━━ Task material

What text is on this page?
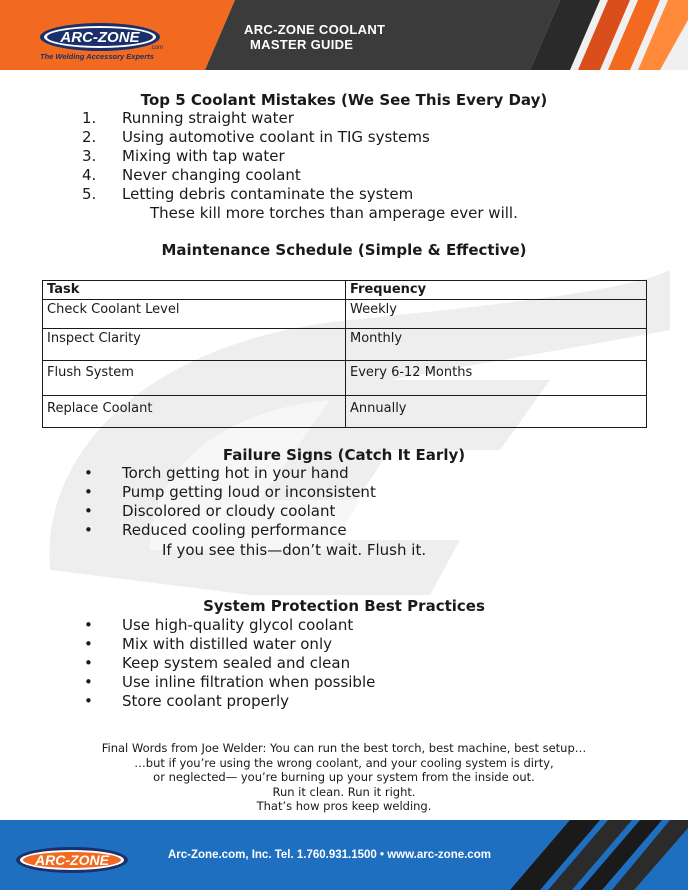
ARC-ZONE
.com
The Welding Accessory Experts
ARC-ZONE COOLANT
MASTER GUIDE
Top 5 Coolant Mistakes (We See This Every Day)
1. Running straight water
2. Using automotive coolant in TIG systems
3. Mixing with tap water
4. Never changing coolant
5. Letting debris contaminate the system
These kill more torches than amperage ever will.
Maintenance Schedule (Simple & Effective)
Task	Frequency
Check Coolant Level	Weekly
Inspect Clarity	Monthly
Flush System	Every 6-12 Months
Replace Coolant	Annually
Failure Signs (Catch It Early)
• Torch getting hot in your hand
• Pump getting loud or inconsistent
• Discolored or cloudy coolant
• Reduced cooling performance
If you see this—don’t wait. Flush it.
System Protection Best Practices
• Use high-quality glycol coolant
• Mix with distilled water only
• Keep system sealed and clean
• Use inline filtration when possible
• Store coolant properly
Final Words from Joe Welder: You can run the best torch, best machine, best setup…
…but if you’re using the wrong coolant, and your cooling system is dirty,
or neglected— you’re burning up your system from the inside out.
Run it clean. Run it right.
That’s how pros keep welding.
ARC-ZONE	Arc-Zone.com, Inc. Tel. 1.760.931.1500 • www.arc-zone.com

━━━━

[Task details] Transcribe all the records above word for word, without their images.

[Task answer]
What text is on this page?
ARC-ZONE
.com
The Welding Accessory Experts
ARC-ZONE COOLANT
MASTER GUIDE
Top 5 Coolant Mistakes (We See This Every Day)
1. Running straight water
2. Using automotive coolant in TIG systems
3. Mixing with tap water
4. Never changing coolant
5. Letting debris contaminate the system
These kill more torches than amperage ever will.
Maintenance Schedule (Simple & Effective)
Task	Frequency
Check Coolant Level	Weekly
Inspect Clarity	Monthly
Flush System	Every 6-12 Months
Replace Coolant	Annually
Failure Signs (Catch It Early)
• Torch getting hot in your hand
• Pump getting loud or inconsistent
• Discolored or cloudy coolant
• Reduced cooling performance
If you see this—don’t wait. Flush it.
System Protection Best Practices
• Use high-quality glycol coolant
• Mix with distilled water only
• Keep system sealed and clean
• Use inline filtration when possible
• Store coolant properly
Final Words from Joe Welder: You can run the best torch, best machine, best setup…
…but if you’re using the wrong coolant, and your cooling system is dirty,
or neglected— you’re burning up your system from the inside out.
Run it clean. Run it right.
That’s how pros keep welding.
ARC-ZONE	Arc-Zone.com, Inc. Tel. 1.760.931.1500 • www.arc-zone.com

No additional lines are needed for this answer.